╔══

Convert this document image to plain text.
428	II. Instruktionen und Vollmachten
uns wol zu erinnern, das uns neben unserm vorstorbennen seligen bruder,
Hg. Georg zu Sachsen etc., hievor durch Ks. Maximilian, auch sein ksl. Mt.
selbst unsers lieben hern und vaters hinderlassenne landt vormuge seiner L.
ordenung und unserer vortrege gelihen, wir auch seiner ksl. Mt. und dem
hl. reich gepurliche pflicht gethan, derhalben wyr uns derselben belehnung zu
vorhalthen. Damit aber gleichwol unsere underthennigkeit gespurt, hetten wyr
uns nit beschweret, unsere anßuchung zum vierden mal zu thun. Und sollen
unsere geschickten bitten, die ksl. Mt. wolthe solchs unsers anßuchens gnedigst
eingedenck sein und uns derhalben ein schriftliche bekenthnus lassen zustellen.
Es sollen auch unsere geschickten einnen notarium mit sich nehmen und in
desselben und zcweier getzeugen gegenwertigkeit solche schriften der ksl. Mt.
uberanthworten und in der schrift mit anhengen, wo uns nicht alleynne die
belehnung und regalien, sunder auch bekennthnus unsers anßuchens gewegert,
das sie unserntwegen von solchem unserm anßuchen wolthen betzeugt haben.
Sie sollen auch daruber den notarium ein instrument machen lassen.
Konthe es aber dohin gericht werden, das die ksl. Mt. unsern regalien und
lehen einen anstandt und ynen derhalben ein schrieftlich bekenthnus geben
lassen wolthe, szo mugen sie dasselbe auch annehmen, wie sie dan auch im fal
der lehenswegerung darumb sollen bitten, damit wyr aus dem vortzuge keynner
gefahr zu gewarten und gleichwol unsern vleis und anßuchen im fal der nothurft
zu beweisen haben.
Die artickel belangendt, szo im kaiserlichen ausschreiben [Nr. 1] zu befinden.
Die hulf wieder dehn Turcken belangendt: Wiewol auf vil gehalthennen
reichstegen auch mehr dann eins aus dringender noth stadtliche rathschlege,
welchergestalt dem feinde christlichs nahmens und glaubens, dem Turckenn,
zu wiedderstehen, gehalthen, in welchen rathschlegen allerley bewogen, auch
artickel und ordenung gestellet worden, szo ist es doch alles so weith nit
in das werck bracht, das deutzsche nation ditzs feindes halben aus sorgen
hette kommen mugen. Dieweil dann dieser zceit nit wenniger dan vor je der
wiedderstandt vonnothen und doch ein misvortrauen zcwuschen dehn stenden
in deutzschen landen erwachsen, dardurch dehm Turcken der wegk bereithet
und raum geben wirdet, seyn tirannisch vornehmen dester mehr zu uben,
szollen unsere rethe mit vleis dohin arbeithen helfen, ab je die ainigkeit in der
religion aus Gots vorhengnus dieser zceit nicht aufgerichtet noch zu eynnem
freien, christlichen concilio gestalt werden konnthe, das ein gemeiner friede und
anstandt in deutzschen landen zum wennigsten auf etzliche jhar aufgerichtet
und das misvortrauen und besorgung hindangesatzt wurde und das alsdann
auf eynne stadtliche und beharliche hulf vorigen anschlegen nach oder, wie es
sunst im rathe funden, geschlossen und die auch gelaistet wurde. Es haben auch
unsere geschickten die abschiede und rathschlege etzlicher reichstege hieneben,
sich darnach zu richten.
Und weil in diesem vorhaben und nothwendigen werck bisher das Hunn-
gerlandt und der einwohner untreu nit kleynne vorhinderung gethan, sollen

╚══

* TASK TO CARRY OUT *
Extract the listing in its entirety and repeat it exactly.

* CORRECT OUTPUT *
Convert this document image to plain text.
428	II. Instruktionen und Vollmachten
uns wol zu erinnern, das uns neben unserm vorstorbennen seligen bruder,
Hg. Georg zu Sachsen etc., hievor durch Ks. Maximilian, auch sein ksl. Mt.
selbst unsers lieben hern und vaters hinderlassenne landt vormuge seiner L.
ordenung und unserer vortrege gelihen, wir auch seiner ksl. Mt. und dem
hl. reich gepurliche pflicht gethan, derhalben wyr uns derselben belehnung zu
vorhalthen. Damit aber gleichwol unsere underthennigkeit gespurt, hetten wyr
uns nit beschweret, unsere anßuchung zum vierden mal zu thun. Und sollen
unsere geschickten bitten, die ksl. Mt. wolthe solchs unsers anßuchens gnedigst
eingedenck sein und uns derhalben ein schriftliche bekenthnus lassen zustellen.
Es sollen auch unsere geschickten einnen notarium mit sich nehmen und in
desselben und zcweier getzeugen gegenwertigkeit solche schriften der ksl. Mt.
uberanthworten und in der schrift mit anhengen, wo uns nicht alleynne die
belehnung und regalien, sunder auch bekennthnus unsers anßuchens gewegert,
das sie unserntwegen von solchem unserm anßuchen wolthen betzeugt haben.
Sie sollen auch daruber den notarium ein instrument machen lassen.
Konthe es aber dohin gericht werden, das die ksl. Mt. unsern regalien und
lehen einen anstandt und ynen derhalben ein schrieftlich bekenthnus geben
lassen wolthe, szo mugen sie dasselbe auch annehmen, wie sie dan auch im fal
der lehenswegerung darumb sollen bitten, damit wyr aus dem vortzuge keynner
gefahr zu gewarten und gleichwol unsern vleis und anßuchen im fal der nothurft
zu beweisen haben.
Die artickel belangendt, szo im kaiserlichen ausschreiben [Nr. 1] zu befinden.
Die hulf wieder dehn Turcken belangendt: Wiewol auf vil gehalthennen
reichstegen auch mehr dann eins aus dringender noth stadtliche rathschlege,
welchergestalt dem feinde christlichs nahmens und glaubens, dem Turckenn,
zu wiedderstehen, gehalthen, in welchen rathschlegen allerley bewogen, auch
artickel und ordenung gestellet worden, szo ist es doch alles so weith nit
in das werck bracht, das deutzsche nation ditzs feindes halben aus sorgen
hette kommen mugen. Dieweil dann dieser zceit nit wenniger dan vor je der
wiedderstandt vonnothen und doch ein misvortrauen zcwuschen dehn stenden
in deutzschen landen erwachsen, dardurch dehm Turcken der wegk bereithet
und raum geben wirdet, seyn tirannisch vornehmen dester mehr zu uben,
szollen unsere rethe mit vleis dohin arbeithen helfen, ab je die ainigkeit in der
religion aus Gots vorhengnus dieser zceit nicht aufgerichtet noch zu eynnem
freien, christlichen concilio gestalt werden konnthe, das ein gemeiner friede und
anstandt in deutzschen landen zum wennigsten auf etzliche jhar aufgerichtet
und das misvortrauen und besorgung hindangesatzt wurde und das alsdann
auf eynne stadtliche und beharliche hulf vorigen anschlegen nach oder, wie es
sunst im rathe funden, geschlossen und die auch gelaistet wurde. Es haben auch
unsere geschickten die abschiede und rathschlege etzlicher reichstege hieneben,
sich darnach zu richten.
Und weil in diesem vorhaben und nothwendigen werck bisher das Hunn-
gerlandt und der einwohner untreu nit kleynne vorhinderung gethan, sollen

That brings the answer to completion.